* **DIRECTION**: Only the number is wanted: how many lines hold the word "YOUR"?

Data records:

........

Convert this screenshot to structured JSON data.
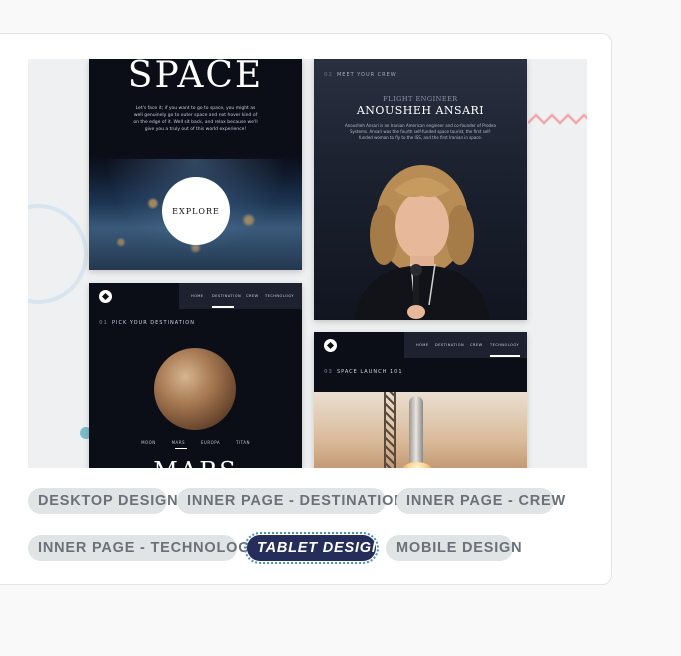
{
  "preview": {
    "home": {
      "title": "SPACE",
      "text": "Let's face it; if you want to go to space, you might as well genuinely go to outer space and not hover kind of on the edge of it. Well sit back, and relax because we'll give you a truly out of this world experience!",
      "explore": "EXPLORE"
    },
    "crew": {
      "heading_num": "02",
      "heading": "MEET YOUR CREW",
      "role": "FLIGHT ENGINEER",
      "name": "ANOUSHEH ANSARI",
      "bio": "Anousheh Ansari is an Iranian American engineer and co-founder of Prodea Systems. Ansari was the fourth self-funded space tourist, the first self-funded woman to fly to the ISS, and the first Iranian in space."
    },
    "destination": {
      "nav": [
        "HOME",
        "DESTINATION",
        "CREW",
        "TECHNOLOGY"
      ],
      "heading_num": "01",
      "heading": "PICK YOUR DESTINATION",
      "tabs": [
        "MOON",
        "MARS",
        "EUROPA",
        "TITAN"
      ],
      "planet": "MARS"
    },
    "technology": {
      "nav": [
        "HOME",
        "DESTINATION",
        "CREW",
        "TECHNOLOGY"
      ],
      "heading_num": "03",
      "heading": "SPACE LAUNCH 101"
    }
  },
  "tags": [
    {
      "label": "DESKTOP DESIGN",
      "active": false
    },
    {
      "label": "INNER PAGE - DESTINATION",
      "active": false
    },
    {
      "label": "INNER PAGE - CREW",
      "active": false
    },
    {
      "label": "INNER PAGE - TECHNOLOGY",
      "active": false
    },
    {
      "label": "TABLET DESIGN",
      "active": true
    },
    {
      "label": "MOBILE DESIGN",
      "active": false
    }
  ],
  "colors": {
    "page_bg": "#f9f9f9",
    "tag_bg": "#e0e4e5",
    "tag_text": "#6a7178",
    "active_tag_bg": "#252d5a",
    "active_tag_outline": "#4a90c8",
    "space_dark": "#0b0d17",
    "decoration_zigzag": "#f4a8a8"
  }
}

........

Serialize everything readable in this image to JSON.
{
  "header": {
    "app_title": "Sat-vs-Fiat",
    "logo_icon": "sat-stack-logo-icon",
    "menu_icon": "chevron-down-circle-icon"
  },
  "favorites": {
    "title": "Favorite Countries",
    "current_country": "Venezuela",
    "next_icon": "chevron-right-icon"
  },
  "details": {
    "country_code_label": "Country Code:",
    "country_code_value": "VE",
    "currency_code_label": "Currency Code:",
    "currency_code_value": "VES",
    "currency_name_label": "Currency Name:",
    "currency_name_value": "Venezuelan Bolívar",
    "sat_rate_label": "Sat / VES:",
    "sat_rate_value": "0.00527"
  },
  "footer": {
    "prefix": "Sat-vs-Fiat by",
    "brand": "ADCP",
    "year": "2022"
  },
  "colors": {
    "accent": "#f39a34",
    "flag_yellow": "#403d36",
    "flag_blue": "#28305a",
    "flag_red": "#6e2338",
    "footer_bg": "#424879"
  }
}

........

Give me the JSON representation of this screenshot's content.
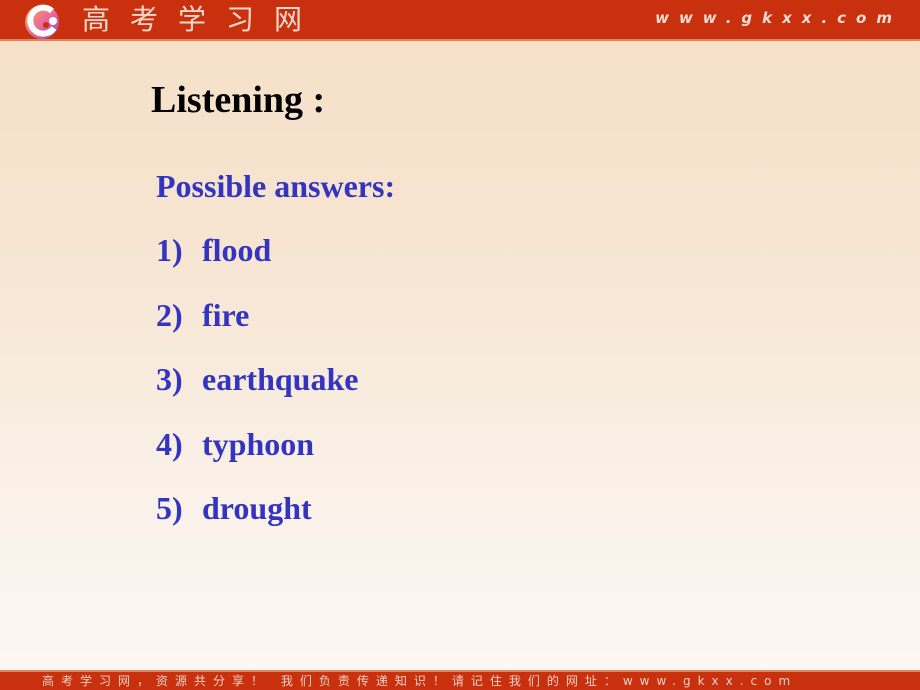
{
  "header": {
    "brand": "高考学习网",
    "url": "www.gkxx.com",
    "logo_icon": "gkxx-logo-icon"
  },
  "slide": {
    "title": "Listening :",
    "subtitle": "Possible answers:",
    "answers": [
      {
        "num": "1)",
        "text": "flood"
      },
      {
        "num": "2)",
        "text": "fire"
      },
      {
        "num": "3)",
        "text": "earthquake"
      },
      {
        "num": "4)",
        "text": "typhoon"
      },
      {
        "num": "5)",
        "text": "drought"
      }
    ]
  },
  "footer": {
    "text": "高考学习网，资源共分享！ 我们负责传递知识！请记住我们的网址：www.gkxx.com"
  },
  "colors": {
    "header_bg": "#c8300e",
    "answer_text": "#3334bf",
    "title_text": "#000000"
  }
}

........

* **RESULT OF THIS TASK**: 2